#### The input:
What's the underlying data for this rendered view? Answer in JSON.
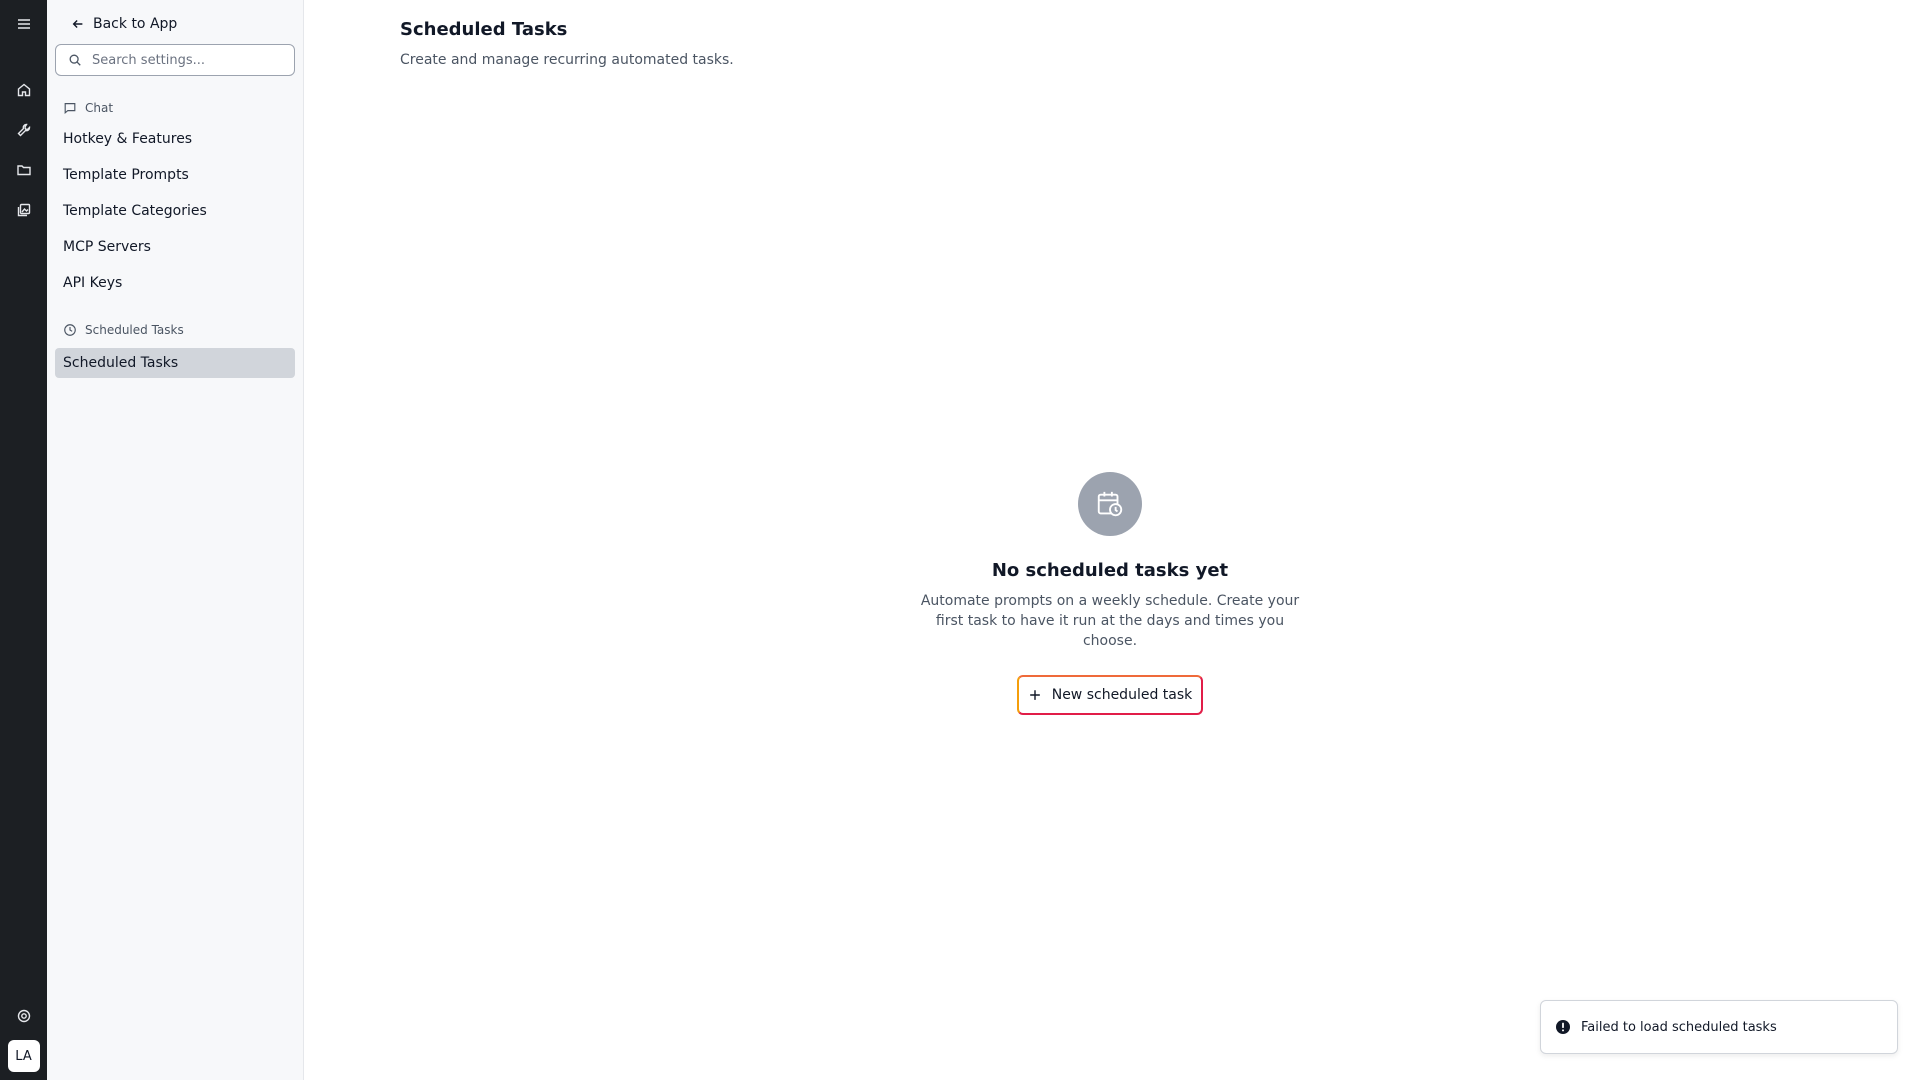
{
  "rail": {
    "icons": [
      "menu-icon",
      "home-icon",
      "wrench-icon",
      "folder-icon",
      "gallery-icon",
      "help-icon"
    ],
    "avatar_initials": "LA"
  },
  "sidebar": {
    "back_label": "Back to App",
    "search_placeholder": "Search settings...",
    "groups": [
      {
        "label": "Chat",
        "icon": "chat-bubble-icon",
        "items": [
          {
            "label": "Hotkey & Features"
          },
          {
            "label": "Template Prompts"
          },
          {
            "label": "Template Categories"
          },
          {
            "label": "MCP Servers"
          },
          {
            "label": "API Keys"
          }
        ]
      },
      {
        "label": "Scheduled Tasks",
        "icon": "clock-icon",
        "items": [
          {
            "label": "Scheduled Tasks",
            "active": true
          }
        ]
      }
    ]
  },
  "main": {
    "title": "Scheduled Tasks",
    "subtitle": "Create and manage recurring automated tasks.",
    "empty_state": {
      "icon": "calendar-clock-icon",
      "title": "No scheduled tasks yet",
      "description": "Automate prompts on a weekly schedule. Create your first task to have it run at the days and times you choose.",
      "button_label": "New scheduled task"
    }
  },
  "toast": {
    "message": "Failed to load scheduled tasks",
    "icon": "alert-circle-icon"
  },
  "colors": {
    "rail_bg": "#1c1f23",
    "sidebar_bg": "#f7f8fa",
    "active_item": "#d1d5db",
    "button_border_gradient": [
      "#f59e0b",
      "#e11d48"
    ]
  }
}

* * *

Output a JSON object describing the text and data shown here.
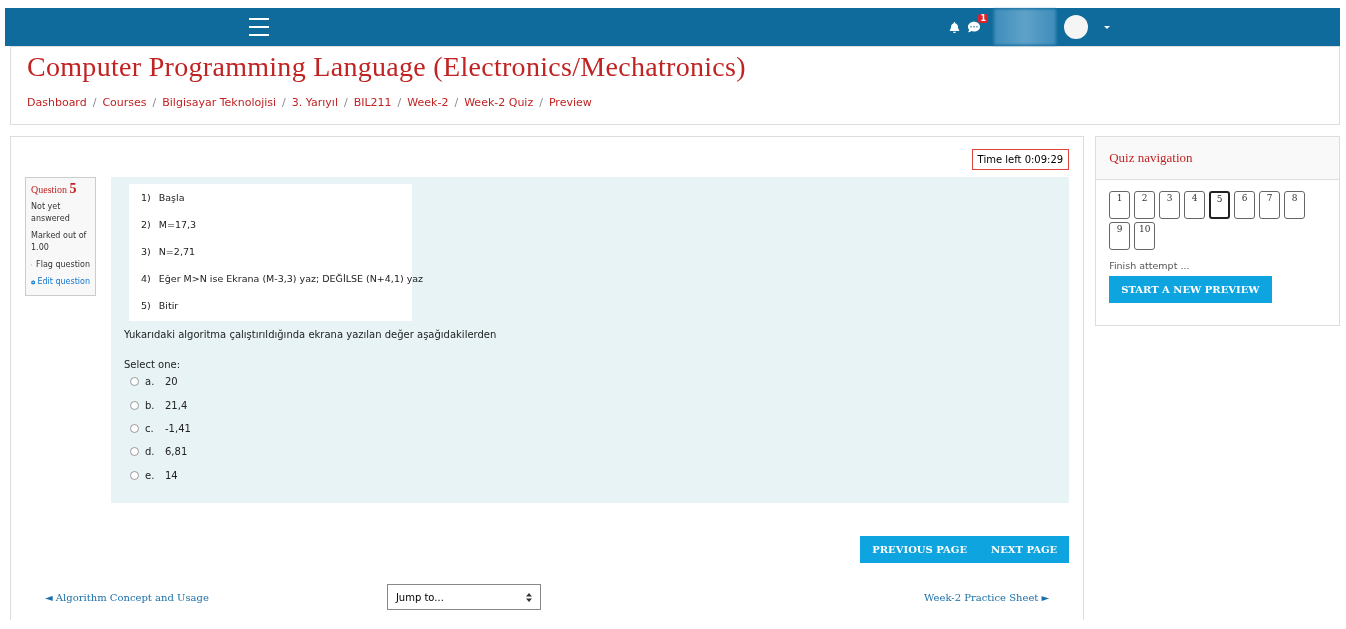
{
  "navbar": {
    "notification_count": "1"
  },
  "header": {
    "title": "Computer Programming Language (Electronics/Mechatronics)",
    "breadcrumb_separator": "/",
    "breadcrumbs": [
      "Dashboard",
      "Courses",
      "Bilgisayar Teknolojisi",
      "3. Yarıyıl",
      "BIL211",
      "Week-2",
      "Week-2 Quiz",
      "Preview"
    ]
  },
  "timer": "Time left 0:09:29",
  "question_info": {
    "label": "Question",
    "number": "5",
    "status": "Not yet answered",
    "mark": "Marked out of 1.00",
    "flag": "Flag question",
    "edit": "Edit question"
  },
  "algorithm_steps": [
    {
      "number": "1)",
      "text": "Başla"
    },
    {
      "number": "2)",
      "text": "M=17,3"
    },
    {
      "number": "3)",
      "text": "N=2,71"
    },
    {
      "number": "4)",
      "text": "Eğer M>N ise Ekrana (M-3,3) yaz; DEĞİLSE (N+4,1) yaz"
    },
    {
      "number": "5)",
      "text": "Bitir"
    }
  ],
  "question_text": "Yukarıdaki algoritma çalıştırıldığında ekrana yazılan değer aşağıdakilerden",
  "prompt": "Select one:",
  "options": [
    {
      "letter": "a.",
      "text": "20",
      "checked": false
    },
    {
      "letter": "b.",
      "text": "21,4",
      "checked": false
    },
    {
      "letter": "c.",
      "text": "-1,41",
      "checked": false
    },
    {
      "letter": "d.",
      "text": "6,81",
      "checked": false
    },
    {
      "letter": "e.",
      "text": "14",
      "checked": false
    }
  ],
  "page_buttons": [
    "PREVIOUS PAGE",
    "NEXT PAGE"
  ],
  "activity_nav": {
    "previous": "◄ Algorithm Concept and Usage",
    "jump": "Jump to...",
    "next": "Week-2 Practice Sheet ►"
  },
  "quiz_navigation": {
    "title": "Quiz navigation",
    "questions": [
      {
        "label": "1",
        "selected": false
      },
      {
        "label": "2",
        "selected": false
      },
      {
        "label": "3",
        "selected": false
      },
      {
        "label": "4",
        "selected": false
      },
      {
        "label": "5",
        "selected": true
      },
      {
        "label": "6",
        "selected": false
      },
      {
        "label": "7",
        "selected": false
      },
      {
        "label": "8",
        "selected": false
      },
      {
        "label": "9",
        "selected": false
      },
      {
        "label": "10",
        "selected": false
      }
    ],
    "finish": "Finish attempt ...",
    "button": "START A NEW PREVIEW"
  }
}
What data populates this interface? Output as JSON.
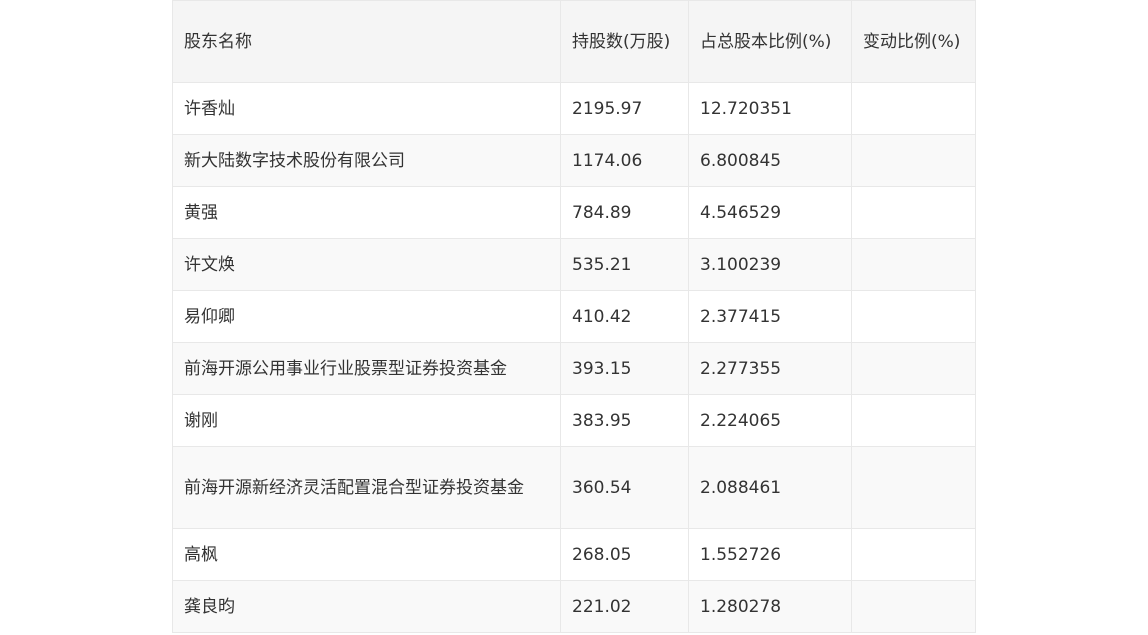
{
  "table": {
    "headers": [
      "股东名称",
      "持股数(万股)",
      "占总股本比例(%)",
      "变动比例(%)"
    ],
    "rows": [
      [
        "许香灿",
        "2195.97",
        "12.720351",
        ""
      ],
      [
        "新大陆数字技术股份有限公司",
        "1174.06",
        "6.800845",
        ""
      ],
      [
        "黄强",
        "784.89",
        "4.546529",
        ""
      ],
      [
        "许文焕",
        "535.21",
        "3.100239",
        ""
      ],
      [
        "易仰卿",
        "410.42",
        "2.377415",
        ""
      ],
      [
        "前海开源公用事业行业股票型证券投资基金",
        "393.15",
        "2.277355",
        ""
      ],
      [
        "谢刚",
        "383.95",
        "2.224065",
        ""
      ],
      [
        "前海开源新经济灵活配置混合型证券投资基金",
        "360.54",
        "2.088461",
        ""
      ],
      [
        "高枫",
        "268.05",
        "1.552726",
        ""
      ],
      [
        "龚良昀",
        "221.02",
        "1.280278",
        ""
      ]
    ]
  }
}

#### Short problem:
Copy all lines of the listing above that contain the string "data".

#### Solution:
What's the underlying data for this rendered view? Answer in JSON.
Output a JSON object describing the text and data shown here.
What data populates this interface? Output as JSON.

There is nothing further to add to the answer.